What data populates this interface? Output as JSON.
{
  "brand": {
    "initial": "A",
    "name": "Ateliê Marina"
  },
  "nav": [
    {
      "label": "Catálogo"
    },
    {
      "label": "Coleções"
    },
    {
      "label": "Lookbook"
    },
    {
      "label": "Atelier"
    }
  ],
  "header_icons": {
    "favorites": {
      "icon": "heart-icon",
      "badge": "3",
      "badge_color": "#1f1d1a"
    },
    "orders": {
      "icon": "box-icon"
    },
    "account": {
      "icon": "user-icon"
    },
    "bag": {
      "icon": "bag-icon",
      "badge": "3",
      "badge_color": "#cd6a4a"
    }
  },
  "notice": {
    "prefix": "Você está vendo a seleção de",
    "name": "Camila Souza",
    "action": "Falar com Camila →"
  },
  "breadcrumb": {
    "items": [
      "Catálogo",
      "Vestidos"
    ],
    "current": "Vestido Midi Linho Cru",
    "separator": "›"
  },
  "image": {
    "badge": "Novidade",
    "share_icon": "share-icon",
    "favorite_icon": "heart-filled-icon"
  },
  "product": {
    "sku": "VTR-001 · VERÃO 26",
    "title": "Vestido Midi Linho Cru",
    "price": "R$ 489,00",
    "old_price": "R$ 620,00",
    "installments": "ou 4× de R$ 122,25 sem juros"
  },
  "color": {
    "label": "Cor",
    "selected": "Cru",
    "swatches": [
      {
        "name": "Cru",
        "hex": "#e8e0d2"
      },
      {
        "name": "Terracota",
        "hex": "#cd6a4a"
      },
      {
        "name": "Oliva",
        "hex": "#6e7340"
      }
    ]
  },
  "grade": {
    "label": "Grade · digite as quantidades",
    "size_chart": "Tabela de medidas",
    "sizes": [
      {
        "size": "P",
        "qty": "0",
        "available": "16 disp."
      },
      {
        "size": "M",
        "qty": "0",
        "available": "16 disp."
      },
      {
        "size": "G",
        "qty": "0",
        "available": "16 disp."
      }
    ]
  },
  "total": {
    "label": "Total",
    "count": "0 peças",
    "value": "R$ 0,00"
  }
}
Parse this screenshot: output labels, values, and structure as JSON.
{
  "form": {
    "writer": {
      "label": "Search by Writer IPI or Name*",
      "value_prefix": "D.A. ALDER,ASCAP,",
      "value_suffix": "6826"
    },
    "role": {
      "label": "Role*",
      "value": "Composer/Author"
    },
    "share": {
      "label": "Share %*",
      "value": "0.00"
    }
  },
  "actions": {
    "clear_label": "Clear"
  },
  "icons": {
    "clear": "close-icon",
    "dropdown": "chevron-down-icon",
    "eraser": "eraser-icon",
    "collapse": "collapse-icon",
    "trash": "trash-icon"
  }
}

● ● ● ●

TASK GOAL - Quote the material exactly, leaving nothing out.

TASK OUTPUT -
What data populates this interface? Output as JSON.
{
  "brand": {
    "initial": "A",
    "name": "Ateliê Marina"
  },
  "nav": [
    {
      "label": "Catálogo"
    },
    {
      "label": "Coleções"
    },
    {
      "label": "Lookbook"
    },
    {
      "label": "Atelier"
    }
  ],
  "header_icons": {
    "favorites": {
      "icon": "heart-icon",
      "badge": "3",
      "badge_color": "#1f1d1a"
    },
    "orders": {
      "icon": "box-icon"
    },
    "account": {
      "icon": "user-icon"
    },
    "bag": {
      "icon": "bag-icon",
      "badge": "3",
      "badge_color": "#cd6a4a"
    }
  },
  "notice": {
    "prefix": "Você está vendo a seleção de",
    "name": "Camila Souza",
    "action": "Falar com Camila →"
  },
  "breadcrumb": {
    "items": [
      "Catálogo",
      "Vestidos"
    ],
    "current": "Vestido Midi Linho Cru",
    "separator": "›"
  },
  "image": {
    "badge": "Novidade",
    "share_icon": "share-icon",
    "favorite_icon": "heart-filled-icon"
  },
  "product": {
    "sku": "VTR-001 · VERÃO 26",
    "title": "Vestido Midi Linho Cru",
    "price": "R$ 489,00",
    "old_price": "R$ 620,00",
    "installments": "ou 4× de R$ 122,25 sem juros"
  },
  "color": {
    "label": "Cor",
    "selected": "Cru",
    "swatches": [
      {
        "name": "Cru",
        "hex": "#e8e0d2"
      },
      {
        "name": "Terracota",
        "hex": "#cd6a4a"
      },
      {
        "name": "Oliva",
        "hex": "#6e7340"
      }
    ]
  },
  "grade": {
    "label": "Grade · digite as quantidades",
    "size_chart": "Tabela de medidas",
    "sizes": [
      {
        "size": "P",
        "qty": "0",
        "available": "16 disp."
      },
      {
        "size": "M",
        "qty": "0",
        "available": "16 disp."
      },
      {
        "size": "G",
        "qty": "0",
        "available": "16 disp."
      }
    ]
  },
  "total": {
    "label": "Total",
    "count": "0 peças",
    "value": "R$ 0,00"
  }
}
Parse this screenshot: output labels, values, and structure as JSON.
{
  "form": {
    "writer": {
      "label": "Search by Writer IPI or Name*",
      "value_prefix": "D.A. ALDER,ASCAP,",
      "value_suffix": "6826"
    },
    "role": {
      "label": "Role*",
      "value": "Composer/Author"
    },
    "share": {
      "label": "Share %*",
      "value": "0.00"
    }
  },
  "actions": {
    "clear_label": "Clear"
  },
  "icons": {
    "clear": "close-icon",
    "dropdown": "chevron-down-icon",
    "eraser": "eraser-icon",
    "collapse": "collapse-icon",
    "trash": "trash-icon"
  }
}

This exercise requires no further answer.